>> Begin

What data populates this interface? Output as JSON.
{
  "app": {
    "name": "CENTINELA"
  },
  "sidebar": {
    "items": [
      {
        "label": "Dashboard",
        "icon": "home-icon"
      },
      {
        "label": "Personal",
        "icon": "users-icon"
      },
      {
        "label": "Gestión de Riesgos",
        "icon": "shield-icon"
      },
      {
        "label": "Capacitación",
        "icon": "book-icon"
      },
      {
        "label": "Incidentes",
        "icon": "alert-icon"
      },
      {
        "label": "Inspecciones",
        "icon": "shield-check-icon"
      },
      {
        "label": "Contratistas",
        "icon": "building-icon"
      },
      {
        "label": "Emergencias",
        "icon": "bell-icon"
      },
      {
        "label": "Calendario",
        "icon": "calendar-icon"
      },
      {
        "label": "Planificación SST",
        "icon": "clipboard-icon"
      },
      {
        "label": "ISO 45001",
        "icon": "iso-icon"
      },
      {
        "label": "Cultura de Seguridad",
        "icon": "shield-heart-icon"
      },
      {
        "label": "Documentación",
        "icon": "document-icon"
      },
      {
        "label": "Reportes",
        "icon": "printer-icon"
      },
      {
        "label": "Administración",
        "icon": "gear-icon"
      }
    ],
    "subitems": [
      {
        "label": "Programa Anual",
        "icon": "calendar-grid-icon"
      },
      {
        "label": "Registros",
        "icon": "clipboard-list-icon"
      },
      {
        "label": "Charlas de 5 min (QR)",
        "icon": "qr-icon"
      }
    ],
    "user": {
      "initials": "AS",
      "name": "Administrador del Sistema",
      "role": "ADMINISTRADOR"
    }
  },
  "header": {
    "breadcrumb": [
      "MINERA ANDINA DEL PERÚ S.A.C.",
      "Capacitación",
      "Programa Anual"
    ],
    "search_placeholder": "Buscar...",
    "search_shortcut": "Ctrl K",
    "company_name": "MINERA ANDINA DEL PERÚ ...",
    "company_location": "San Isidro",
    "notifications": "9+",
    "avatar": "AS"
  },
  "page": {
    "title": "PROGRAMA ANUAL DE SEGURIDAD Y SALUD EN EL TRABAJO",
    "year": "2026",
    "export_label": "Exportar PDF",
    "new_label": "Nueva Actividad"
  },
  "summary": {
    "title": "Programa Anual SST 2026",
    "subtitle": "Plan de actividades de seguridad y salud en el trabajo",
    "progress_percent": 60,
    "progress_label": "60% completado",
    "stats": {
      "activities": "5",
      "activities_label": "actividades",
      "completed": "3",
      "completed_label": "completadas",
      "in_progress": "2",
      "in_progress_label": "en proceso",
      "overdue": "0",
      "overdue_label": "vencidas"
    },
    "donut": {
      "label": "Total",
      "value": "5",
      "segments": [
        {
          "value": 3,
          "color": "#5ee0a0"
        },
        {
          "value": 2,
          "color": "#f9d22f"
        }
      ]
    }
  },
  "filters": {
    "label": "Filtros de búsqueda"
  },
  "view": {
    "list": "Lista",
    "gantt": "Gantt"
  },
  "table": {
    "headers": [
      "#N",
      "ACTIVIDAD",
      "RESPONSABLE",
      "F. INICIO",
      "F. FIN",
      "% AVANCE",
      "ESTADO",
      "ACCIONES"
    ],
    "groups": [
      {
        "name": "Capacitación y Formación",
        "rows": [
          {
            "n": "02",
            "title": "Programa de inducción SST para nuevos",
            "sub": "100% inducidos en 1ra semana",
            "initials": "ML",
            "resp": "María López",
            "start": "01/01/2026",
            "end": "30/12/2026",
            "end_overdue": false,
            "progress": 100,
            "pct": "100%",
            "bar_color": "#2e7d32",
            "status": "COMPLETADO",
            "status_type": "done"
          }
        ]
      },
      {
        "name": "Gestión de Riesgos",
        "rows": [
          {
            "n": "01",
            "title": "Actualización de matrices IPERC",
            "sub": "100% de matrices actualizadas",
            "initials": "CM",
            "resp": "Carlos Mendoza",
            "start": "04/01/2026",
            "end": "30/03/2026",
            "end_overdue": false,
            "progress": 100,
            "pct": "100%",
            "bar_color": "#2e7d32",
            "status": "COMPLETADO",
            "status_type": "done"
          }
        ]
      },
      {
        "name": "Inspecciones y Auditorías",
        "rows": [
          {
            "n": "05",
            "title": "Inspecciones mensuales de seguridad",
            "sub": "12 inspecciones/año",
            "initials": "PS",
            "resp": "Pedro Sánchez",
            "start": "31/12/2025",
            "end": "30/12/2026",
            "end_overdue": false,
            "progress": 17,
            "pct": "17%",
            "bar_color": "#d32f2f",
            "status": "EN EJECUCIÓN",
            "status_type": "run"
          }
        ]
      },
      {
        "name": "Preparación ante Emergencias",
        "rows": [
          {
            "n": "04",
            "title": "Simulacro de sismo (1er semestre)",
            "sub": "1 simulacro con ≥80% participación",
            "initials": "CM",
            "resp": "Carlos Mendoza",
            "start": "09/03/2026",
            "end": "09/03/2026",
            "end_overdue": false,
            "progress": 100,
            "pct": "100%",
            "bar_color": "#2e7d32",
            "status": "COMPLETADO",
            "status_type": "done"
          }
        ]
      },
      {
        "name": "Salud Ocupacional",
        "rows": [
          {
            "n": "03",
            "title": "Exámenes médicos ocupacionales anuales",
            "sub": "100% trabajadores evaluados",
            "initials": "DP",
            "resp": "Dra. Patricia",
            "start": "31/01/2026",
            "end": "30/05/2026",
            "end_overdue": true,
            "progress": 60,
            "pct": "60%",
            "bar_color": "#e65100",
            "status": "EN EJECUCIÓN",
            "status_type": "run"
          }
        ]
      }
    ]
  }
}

>> End

## WHAT IS REQUIRED
Your task is to retype all the records above with nothing left out.

## WORKED ANSWER
What data populates this interface? Output as JSON.
{
  "app": {
    "name": "CENTINELA"
  },
  "sidebar": {
    "items": [
      {
        "label": "Dashboard",
        "icon": "home-icon"
      },
      {
        "label": "Personal",
        "icon": "users-icon"
      },
      {
        "label": "Gestión de Riesgos",
        "icon": "shield-icon"
      },
      {
        "label": "Capacitación",
        "icon": "book-icon"
      },
      {
        "label": "Incidentes",
        "icon": "alert-icon"
      },
      {
        "label": "Inspecciones",
        "icon": "shield-check-icon"
      },
      {
        "label": "Contratistas",
        "icon": "building-icon"
      },
      {
        "label": "Emergencias",
        "icon": "bell-icon"
      },
      {
        "label": "Calendario",
        "icon": "calendar-icon"
      },
      {
        "label": "Planificación SST",
        "icon": "clipboard-icon"
      },
      {
        "label": "ISO 45001",
        "icon": "iso-icon"
      },
      {
        "label": "Cultura de Seguridad",
        "icon": "shield-heart-icon"
      },
      {
        "label": "Documentación",
        "icon": "document-icon"
      },
      {
        "label": "Reportes",
        "icon": "printer-icon"
      },
      {
        "label": "Administración",
        "icon": "gear-icon"
      }
    ],
    "subitems": [
      {
        "label": "Programa Anual",
        "icon": "calendar-grid-icon"
      },
      {
        "label": "Registros",
        "icon": "clipboard-list-icon"
      },
      {
        "label": "Charlas de 5 min (QR)",
        "icon": "qr-icon"
      }
    ],
    "user": {
      "initials": "AS",
      "name": "Administrador del Sistema",
      "role": "ADMINISTRADOR"
    }
  },
  "header": {
    "breadcrumb": [
      "MINERA ANDINA DEL PERÚ S.A.C.",
      "Capacitación",
      "Programa Anual"
    ],
    "search_placeholder": "Buscar...",
    "search_shortcut": "Ctrl K",
    "company_name": "MINERA ANDINA DEL PERÚ ...",
    "company_location": "San Isidro",
    "notifications": "9+",
    "avatar": "AS"
  },
  "page": {
    "title": "PROGRAMA ANUAL DE SEGURIDAD Y SALUD EN EL TRABAJO",
    "year": "2026",
    "export_label": "Exportar PDF",
    "new_label": "Nueva Actividad"
  },
  "summary": {
    "title": "Programa Anual SST 2026",
    "subtitle": "Plan de actividades de seguridad y salud en el trabajo",
    "progress_percent": 60,
    "progress_label": "60% completado",
    "stats": {
      "activities": "5",
      "activities_label": "actividades",
      "completed": "3",
      "completed_label": "completadas",
      "in_progress": "2",
      "in_progress_label": "en proceso",
      "overdue": "0",
      "overdue_label": "vencidas"
    },
    "donut": {
      "label": "Total",
      "value": "5",
      "segments": [
        {
          "value": 3,
          "color": "#5ee0a0"
        },
        {
          "value": 2,
          "color": "#f9d22f"
        }
      ]
    }
  },
  "filters": {
    "label": "Filtros de búsqueda"
  },
  "view": {
    "list": "Lista",
    "gantt": "Gantt"
  },
  "table": {
    "headers": [
      "#N",
      "ACTIVIDAD",
      "RESPONSABLE",
      "F. INICIO",
      "F. FIN",
      "% AVANCE",
      "ESTADO",
      "ACCIONES"
    ],
    "groups": [
      {
        "name": "Capacitación y Formación",
        "rows": [
          {
            "n": "02",
            "title": "Programa de inducción SST para nuevos",
            "sub": "100% inducidos en 1ra semana",
            "initials": "ML",
            "resp": "María López",
            "start": "01/01/2026",
            "end": "30/12/2026",
            "end_overdue": false,
            "progress": 100,
            "pct": "100%",
            "bar_color": "#2e7d32",
            "status": "COMPLETADO",
            "status_type": "done"
          }
        ]
      },
      {
        "name": "Gestión de Riesgos",
        "rows": [
          {
            "n": "01",
            "title": "Actualización de matrices IPERC",
            "sub": "100% de matrices actualizadas",
            "initials": "CM",
            "resp": "Carlos Mendoza",
            "start": "04/01/2026",
            "end": "30/03/2026",
            "end_overdue": false,
            "progress": 100,
            "pct": "100%",
            "bar_color": "#2e7d32",
            "status": "COMPLETADO",
            "status_type": "done"
          }
        ]
      },
      {
        "name": "Inspecciones y Auditorías",
        "rows": [
          {
            "n": "05",
            "title": "Inspecciones mensuales de seguridad",
            "sub": "12 inspecciones/año",
            "initials": "PS",
            "resp": "Pedro Sánchez",
            "start": "31/12/2025",
            "end": "30/12/2026",
            "end_overdue": false,
            "progress": 17,
            "pct": "17%",
            "bar_color": "#d32f2f",
            "status": "EN EJECUCIÓN",
            "status_type": "run"
          }
        ]
      },
      {
        "name": "Preparación ante Emergencias",
        "rows": [
          {
            "n": "04",
            "title": "Simulacro de sismo (1er semestre)",
            "sub": "1 simulacro con ≥80% participación",
            "initials": "CM",
            "resp": "Carlos Mendoza",
            "start": "09/03/2026",
            "end": "09/03/2026",
            "end_overdue": false,
            "progress": 100,
            "pct": "100%",
            "bar_color": "#2e7d32",
            "status": "COMPLETADO",
            "status_type": "done"
          }
        ]
      },
      {
        "name": "Salud Ocupacional",
        "rows": [
          {
            "n": "03",
            "title": "Exámenes médicos ocupacionales anuales",
            "sub": "100% trabajadores evaluados",
            "initials": "DP",
            "resp": "Dra. Patricia",
            "start": "31/01/2026",
            "end": "30/05/2026",
            "end_overdue": true,
            "progress": 60,
            "pct": "60%",
            "bar_color": "#e65100",
            "status": "EN EJECUCIÓN",
            "status_type": "run"
          }
        ]
      }
    ]
  }
}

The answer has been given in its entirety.